▸ Task objective: Copy each line of the entries beneath that contains the word "газов".

▸ Supplied data:
***

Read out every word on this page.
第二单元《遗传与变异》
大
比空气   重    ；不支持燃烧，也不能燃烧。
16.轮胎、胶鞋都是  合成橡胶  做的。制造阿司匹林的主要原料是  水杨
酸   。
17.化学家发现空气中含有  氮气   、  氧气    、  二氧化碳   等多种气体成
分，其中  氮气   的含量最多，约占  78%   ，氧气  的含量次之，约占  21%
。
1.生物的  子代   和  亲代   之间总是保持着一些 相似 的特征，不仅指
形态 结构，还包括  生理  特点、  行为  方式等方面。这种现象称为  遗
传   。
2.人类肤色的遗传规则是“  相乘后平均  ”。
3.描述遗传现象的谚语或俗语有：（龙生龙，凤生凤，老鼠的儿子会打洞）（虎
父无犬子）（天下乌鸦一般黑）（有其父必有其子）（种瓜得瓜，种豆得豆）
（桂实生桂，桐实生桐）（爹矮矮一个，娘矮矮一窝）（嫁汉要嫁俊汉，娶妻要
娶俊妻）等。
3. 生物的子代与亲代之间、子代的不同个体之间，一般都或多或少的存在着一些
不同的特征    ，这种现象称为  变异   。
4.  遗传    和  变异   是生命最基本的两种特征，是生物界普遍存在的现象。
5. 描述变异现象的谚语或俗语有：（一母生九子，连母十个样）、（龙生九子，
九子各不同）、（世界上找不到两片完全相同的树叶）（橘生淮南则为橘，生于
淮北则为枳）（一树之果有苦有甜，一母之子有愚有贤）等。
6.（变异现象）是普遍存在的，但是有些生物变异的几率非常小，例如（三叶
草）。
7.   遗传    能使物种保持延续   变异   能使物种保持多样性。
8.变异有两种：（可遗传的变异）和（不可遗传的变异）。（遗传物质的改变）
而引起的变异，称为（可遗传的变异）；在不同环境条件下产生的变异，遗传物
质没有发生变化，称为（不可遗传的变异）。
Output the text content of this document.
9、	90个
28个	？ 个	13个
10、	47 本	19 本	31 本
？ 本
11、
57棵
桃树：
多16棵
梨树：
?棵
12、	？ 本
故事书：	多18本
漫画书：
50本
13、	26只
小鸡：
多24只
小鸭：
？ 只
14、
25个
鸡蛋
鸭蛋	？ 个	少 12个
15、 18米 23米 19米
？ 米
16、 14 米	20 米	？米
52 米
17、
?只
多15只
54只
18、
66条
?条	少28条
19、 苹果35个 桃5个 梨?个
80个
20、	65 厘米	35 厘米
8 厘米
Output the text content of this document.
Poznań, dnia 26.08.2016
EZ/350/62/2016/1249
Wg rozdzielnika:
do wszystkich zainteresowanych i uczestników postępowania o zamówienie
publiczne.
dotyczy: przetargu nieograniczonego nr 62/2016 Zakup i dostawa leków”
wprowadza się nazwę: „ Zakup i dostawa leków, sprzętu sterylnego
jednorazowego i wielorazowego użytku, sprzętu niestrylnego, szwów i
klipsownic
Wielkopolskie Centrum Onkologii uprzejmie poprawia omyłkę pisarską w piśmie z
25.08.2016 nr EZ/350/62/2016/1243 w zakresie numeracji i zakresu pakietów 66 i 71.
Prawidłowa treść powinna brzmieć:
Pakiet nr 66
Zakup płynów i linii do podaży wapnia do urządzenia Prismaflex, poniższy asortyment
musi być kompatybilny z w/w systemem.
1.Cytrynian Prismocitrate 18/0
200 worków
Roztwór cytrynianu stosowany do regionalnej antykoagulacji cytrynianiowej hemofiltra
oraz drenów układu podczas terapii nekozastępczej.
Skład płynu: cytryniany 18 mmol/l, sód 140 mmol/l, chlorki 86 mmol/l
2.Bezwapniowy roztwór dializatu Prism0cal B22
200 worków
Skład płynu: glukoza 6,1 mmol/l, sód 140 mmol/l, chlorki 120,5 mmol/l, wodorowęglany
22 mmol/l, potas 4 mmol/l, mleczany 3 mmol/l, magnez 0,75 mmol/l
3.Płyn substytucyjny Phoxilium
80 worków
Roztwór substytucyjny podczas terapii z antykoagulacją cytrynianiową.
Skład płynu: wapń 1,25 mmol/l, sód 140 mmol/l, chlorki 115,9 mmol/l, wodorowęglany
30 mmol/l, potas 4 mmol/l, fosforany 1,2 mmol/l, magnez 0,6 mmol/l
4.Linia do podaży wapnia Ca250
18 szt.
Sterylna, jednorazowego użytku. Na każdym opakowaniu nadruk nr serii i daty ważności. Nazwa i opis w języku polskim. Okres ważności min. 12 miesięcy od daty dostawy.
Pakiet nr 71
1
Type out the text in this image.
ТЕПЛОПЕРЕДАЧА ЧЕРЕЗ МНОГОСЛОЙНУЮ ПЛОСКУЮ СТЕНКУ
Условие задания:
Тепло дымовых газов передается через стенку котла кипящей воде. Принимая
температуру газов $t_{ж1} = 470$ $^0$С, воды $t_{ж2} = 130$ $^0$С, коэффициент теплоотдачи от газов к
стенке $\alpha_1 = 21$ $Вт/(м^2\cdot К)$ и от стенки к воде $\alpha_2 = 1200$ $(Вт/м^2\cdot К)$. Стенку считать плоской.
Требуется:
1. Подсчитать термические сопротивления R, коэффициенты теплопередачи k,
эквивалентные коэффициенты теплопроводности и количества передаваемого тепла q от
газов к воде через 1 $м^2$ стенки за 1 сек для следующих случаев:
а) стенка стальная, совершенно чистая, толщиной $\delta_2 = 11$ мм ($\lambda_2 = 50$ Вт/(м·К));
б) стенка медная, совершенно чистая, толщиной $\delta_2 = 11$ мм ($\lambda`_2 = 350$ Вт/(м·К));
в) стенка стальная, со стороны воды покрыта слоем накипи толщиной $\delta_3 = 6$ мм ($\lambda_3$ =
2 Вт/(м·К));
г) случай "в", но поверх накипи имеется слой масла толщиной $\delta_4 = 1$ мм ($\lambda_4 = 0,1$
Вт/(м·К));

***

▸ Full response:
Тепло дымовых газов передается через стенку котла кипящей воде. Принимая
температуру газов $t_{ж1} = 470$ $^0$С, воды $t_{ж2} = 130$ $^0$С, коэффициент теплоотдачи от газов к
газов к воде через 1 $м^2$ стенки за 1 сек для следующих случаев:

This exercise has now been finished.